WHAT TO WORK ON.
Repeat all the records exactly, omitting pictures.

DATA TO PROCESS.
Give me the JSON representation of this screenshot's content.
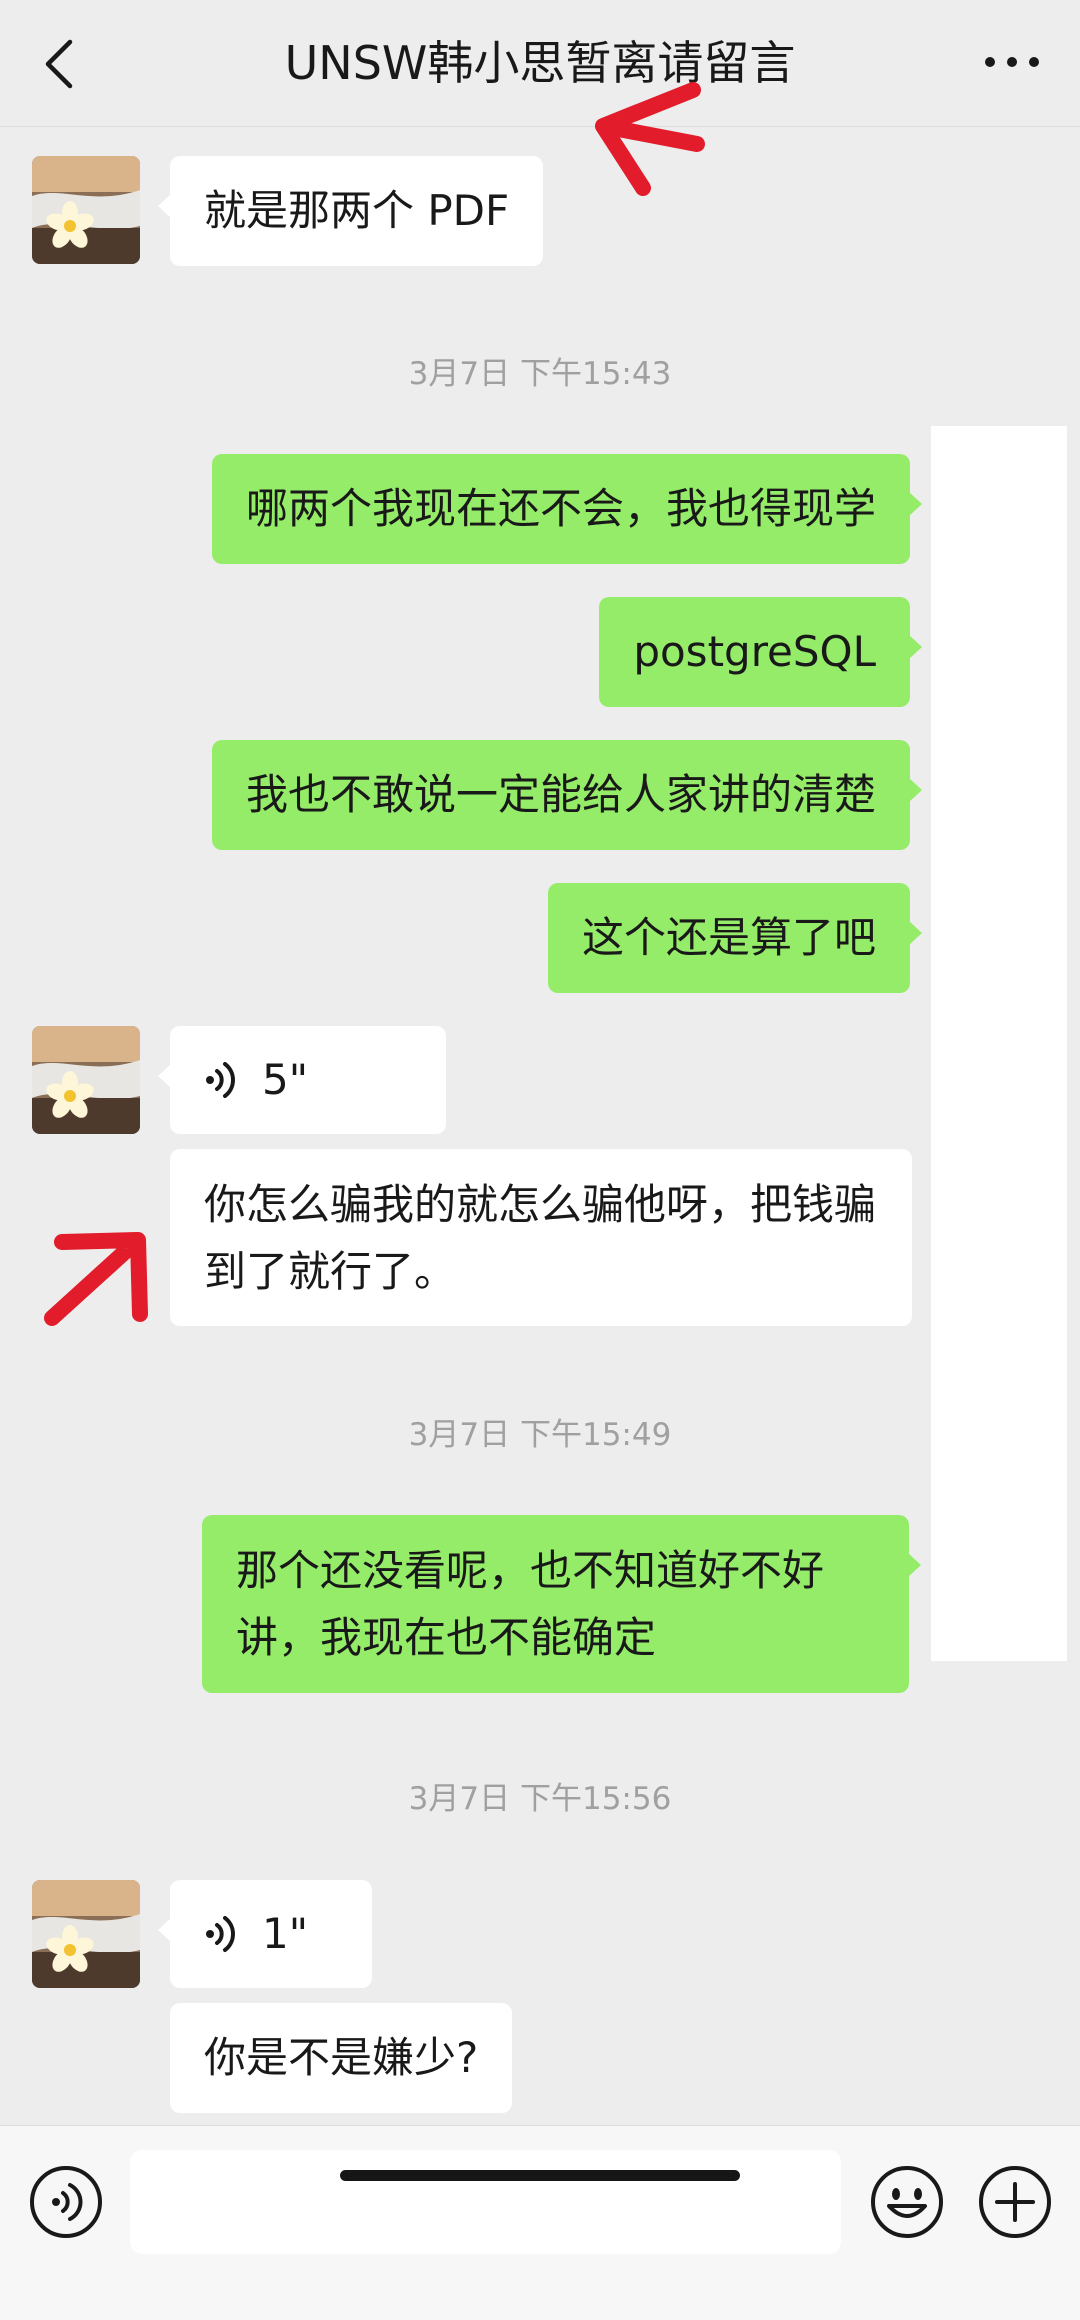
{
  "header": {
    "title": "UNSW韩小思暂离请留言"
  },
  "messages": [
    {
      "side": "in",
      "kind": "text",
      "text": "就是那两个 PDF"
    },
    {
      "kind": "time",
      "text": "3月7日 下午15:43"
    },
    {
      "side": "out",
      "kind": "text",
      "text": "哪两个我现在还不会，我也得现学"
    },
    {
      "side": "out",
      "kind": "text",
      "text": "postgreSQL"
    },
    {
      "side": "out",
      "kind": "text",
      "text": "我也不敢说一定能给人家讲的清楚"
    },
    {
      "side": "out",
      "kind": "text",
      "text": "这个还是算了吧"
    },
    {
      "side": "in",
      "kind": "voice",
      "duration": "5\""
    },
    {
      "side": "in",
      "kind": "text",
      "text": "你怎么骗我的就怎么骗他呀，把钱骗到了就行了。"
    },
    {
      "kind": "time",
      "text": "3月7日 下午15:49"
    },
    {
      "side": "out",
      "kind": "text",
      "text": "那个还没看呢，也不知道好不好讲，我现在也不能确定"
    },
    {
      "kind": "time",
      "text": "3月7日 下午15:56"
    },
    {
      "side": "in",
      "kind": "voice",
      "duration": "1\""
    },
    {
      "side": "in",
      "kind": "text",
      "text": "你是不是嫌少?"
    }
  ],
  "input": {
    "value": ""
  },
  "icons": {
    "back": "chevron-left-icon",
    "more": "more-dots-icon",
    "voice_toggle": "voice-icon",
    "emoji": "emoji-icon",
    "plus": "plus-icon"
  },
  "colors": {
    "background": "#ededed",
    "incoming_bubble": "#ffffff",
    "outgoing_bubble": "#95ec69",
    "annotation_arrow": "#e21c2b"
  }
}
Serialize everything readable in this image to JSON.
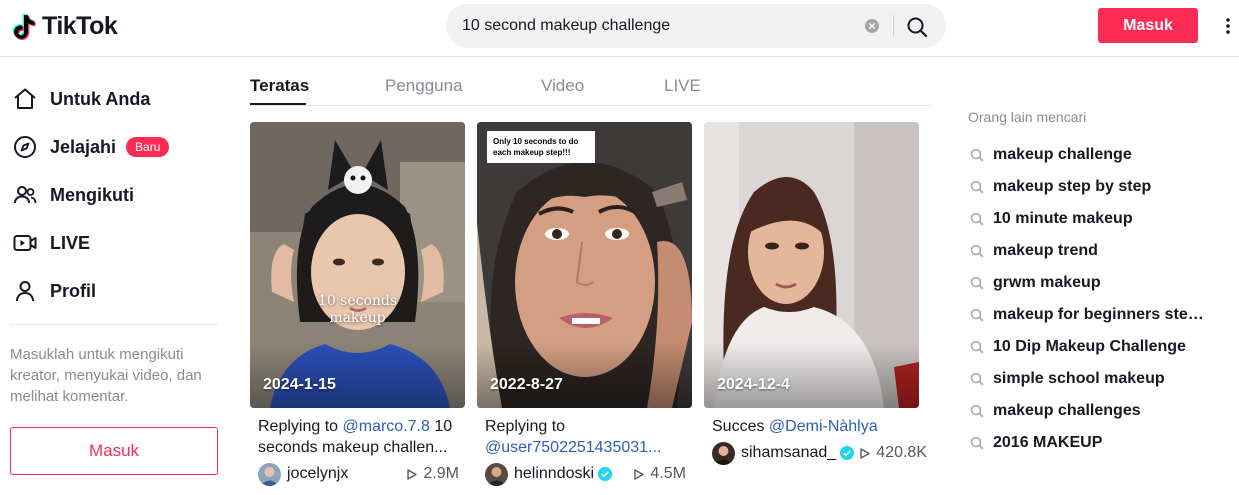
{
  "header": {
    "logo_text": "TikTok",
    "search_value": "10 second makeup challenge",
    "login_label": "Masuk"
  },
  "sidebar": {
    "items": [
      {
        "label": "Untuk Anda",
        "icon": "home-icon"
      },
      {
        "label": "Jelajahi",
        "icon": "compass-icon",
        "badge": "Baru"
      },
      {
        "label": "Mengikuti",
        "icon": "people-icon"
      },
      {
        "label": "LIVE",
        "icon": "live-icon"
      },
      {
        "label": "Profil",
        "icon": "profile-icon"
      }
    ],
    "note": "Masuklah untuk mengikuti kreator, menyukai video, dan melihat komentar.",
    "login_label": "Masuk"
  },
  "tabs": [
    {
      "label": "Teratas",
      "active": true
    },
    {
      "label": "Pengguna",
      "active": false
    },
    {
      "label": "Video",
      "active": false
    },
    {
      "label": "LIVE",
      "active": false
    }
  ],
  "videos": [
    {
      "date": "2024-1-15",
      "overlay_text": [
        "10 seconds",
        "makeup"
      ],
      "caption_prefix": "Replying to ",
      "caption_mention": "@marco.7.8",
      "caption_rest": " 10",
      "caption_line2": "seconds makeup challen...",
      "username": "jocelynjx",
      "verified": false,
      "views": "2.9M"
    },
    {
      "date": "2022-8-27",
      "overlay_note": "Only 10 seconds to do each makeup step!!!",
      "caption_prefix": "Replying to",
      "caption_mention": "",
      "caption_rest": "",
      "caption_line2": "@user7502251435031...",
      "username": "helinndoski",
      "verified": true,
      "views": "4.5M"
    },
    {
      "date": "2024-12-4",
      "caption_prefix": "Succes ",
      "caption_mention": "@Demi-Nàhlya",
      "caption_rest": "",
      "caption_line2": "",
      "username": "sihamsanad_",
      "verified": true,
      "views": "420.8K"
    }
  ],
  "related": {
    "title": "Orang lain mencari",
    "items": [
      "makeup challenge",
      "makeup step by step",
      "10 minute makeup",
      "makeup trend",
      "grwm makeup",
      "makeup for beginners step by step",
      "10 Dip Makeup Challenge",
      "simple school makeup",
      "makeup challenges",
      "2016 MAKEUP"
    ]
  },
  "colors": {
    "accent": "#fe2c55",
    "mention": "#2b5db9",
    "verified": "#20d5ec"
  }
}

ANSWER IN FULL.
Give me the JSON representation of this screenshot's content.
{
  "header": {
    "title": "UNSW韩小思暂离请留言"
  },
  "messages": [
    {
      "side": "in",
      "kind": "text",
      "text": "就是那两个 PDF"
    },
    {
      "kind": "time",
      "text": "3月7日 下午15:43"
    },
    {
      "side": "out",
      "kind": "text",
      "text": "哪两个我现在还不会，我也得现学"
    },
    {
      "side": "out",
      "kind": "text",
      "text": "postgreSQL"
    },
    {
      "side": "out",
      "kind": "text",
      "text": "我也不敢说一定能给人家讲的清楚"
    },
    {
      "side": "out",
      "kind": "text",
      "text": "这个还是算了吧"
    },
    {
      "side": "in",
      "kind": "voice",
      "duration": "5\""
    },
    {
      "side": "in",
      "kind": "text",
      "text": "你怎么骗我的就怎么骗他呀，把钱骗到了就行了。"
    },
    {
      "kind": "time",
      "text": "3月7日 下午15:49"
    },
    {
      "side": "out",
      "kind": "text",
      "text": "那个还没看呢，也不知道好不好讲，我现在也不能确定"
    },
    {
      "kind": "time",
      "text": "3月7日 下午15:56"
    },
    {
      "side": "in",
      "kind": "voice",
      "duration": "1\""
    },
    {
      "side": "in",
      "kind": "text",
      "text": "你是不是嫌少?"
    }
  ],
  "input": {
    "value": ""
  },
  "icons": {
    "back": "chevron-left-icon",
    "more": "more-dots-icon",
    "voice_toggle": "voice-icon",
    "emoji": "emoji-icon",
    "plus": "plus-icon"
  },
  "colors": {
    "background": "#ededed",
    "incoming_bubble": "#ffffff",
    "outgoing_bubble": "#95ec69",
    "annotation_arrow": "#e21c2b"
  }
}
Serialize everything readable in this image to JSON.
{
  "header": {
    "logo_text": "TikTok",
    "search_value": "10 second makeup challenge",
    "login_label": "Masuk"
  },
  "sidebar": {
    "items": [
      {
        "label": "Untuk Anda",
        "icon": "home-icon"
      },
      {
        "label": "Jelajahi",
        "icon": "compass-icon",
        "badge": "Baru"
      },
      {
        "label": "Mengikuti",
        "icon": "people-icon"
      },
      {
        "label": "LIVE",
        "icon": "live-icon"
      },
      {
        "label": "Profil",
        "icon": "profile-icon"
      }
    ],
    "note": "Masuklah untuk mengikuti kreator, menyukai video, dan melihat komentar.",
    "login_label": "Masuk"
  },
  "tabs": [
    {
      "label": "Teratas",
      "active": true
    },
    {
      "label": "Pengguna",
      "active": false
    },
    {
      "label": "Video",
      "active": false
    },
    {
      "label": "LIVE",
      "active": false
    }
  ],
  "videos": [
    {
      "date": "2024-1-15",
      "overlay_text": [
        "10 seconds",
        "makeup"
      ],
      "caption_prefix": "Replying to ",
      "caption_mention": "@marco.7.8",
      "caption_rest": " 10",
      "caption_line2": "seconds makeup challen...",
      "username": "jocelynjx",
      "verified": false,
      "views": "2.9M"
    },
    {
      "date": "2022-8-27",
      "overlay_note": "Only 10 seconds to do each makeup step!!!",
      "caption_prefix": "Replying to",
      "caption_mention": "",
      "caption_rest": "",
      "caption_line2": "@user7502251435031...",
      "username": "helinndoski",
      "verified": true,
      "views": "4.5M"
    },
    {
      "date": "2024-12-4",
      "caption_prefix": "Succes ",
      "caption_mention": "@Demi-Nàhlya",
      "caption_rest": "",
      "caption_line2": "",
      "username": "sihamsanad_",
      "verified": true,
      "views": "420.8K"
    }
  ],
  "related": {
    "title": "Orang lain mencari",
    "items": [
      "makeup challenge",
      "makeup step by step",
      "10 minute makeup",
      "makeup trend",
      "grwm makeup",
      "makeup for beginners step by step",
      "10 Dip Makeup Challenge",
      "simple school makeup",
      "makeup challenges",
      "2016 MAKEUP"
    ]
  },
  "colors": {
    "accent": "#fe2c55",
    "mention": "#2b5db9",
    "verified": "#20d5ec"
  }
}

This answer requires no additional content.